(Data records)
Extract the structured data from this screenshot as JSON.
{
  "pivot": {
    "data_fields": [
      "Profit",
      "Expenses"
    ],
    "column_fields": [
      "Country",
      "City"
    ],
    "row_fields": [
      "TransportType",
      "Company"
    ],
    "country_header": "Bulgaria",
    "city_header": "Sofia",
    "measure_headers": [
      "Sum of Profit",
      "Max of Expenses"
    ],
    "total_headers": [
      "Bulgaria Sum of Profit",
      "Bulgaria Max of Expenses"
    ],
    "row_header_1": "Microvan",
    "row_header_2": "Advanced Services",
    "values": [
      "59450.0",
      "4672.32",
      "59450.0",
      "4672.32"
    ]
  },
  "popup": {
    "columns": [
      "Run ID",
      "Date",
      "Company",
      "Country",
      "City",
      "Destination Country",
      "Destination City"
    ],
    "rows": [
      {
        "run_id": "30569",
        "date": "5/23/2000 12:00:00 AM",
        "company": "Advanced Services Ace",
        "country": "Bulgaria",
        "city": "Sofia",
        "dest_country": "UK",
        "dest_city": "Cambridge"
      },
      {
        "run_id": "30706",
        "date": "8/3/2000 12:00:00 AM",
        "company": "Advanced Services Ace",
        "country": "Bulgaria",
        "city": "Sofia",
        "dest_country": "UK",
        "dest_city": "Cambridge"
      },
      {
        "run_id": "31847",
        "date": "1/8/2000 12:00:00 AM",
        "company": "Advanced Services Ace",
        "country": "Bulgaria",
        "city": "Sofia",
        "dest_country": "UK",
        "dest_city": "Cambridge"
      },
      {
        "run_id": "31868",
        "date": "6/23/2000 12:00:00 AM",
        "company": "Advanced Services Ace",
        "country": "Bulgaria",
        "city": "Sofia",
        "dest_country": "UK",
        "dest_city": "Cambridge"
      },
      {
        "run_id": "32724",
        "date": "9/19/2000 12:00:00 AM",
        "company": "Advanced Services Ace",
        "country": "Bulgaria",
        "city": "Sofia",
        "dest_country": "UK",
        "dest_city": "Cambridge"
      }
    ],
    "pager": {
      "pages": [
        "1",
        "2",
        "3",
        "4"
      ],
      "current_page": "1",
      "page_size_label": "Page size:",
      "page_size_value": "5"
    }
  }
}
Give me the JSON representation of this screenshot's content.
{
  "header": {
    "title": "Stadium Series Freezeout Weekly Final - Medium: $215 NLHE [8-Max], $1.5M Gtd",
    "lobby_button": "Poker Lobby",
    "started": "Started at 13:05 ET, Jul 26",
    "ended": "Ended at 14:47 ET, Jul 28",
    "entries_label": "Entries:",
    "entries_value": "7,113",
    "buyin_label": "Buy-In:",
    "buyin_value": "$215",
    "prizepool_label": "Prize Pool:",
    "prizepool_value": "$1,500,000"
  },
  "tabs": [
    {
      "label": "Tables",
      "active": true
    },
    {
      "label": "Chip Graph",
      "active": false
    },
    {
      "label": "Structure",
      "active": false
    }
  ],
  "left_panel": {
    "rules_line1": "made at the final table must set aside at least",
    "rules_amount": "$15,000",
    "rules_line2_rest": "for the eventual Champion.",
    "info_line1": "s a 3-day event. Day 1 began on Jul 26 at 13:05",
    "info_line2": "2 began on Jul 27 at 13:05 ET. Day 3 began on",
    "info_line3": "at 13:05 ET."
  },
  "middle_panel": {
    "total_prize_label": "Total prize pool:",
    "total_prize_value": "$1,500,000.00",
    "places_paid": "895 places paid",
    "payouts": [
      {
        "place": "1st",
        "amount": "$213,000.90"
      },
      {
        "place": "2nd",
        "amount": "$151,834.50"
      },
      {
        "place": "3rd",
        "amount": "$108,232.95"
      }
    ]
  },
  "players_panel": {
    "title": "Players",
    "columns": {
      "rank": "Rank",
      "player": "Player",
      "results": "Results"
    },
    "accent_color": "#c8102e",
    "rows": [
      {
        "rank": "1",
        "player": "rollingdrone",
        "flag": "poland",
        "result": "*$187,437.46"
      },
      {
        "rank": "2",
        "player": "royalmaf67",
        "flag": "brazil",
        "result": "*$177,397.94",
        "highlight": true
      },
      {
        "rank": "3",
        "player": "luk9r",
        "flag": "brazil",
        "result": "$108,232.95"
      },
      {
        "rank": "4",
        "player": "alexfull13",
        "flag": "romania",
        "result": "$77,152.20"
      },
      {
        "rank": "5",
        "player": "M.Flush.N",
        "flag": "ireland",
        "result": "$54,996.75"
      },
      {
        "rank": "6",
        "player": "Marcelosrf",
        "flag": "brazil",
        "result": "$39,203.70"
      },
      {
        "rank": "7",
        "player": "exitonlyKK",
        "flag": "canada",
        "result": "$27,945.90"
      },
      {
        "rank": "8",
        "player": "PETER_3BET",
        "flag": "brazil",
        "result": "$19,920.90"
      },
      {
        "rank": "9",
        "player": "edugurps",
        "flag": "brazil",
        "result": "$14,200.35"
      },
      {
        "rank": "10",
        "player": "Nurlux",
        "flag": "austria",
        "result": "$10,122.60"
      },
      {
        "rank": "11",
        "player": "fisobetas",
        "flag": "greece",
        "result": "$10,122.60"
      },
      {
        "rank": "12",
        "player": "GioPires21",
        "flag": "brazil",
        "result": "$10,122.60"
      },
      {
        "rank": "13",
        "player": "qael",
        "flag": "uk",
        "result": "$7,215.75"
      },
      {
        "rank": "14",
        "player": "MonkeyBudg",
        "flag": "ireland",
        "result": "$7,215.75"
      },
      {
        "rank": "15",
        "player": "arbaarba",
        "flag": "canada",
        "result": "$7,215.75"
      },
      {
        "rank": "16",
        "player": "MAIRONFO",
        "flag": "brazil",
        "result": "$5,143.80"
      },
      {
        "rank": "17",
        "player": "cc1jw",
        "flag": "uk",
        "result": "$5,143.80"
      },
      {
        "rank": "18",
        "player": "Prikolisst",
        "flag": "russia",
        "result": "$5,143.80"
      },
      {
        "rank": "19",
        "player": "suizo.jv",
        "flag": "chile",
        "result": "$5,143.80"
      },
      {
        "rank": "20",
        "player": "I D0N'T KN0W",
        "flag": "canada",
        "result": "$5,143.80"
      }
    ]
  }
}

WRITTEN REQUEST> Each line containing "Expenses" counts once; state the total number of such lines and nothing else.

WRITTEN ANSWER> 3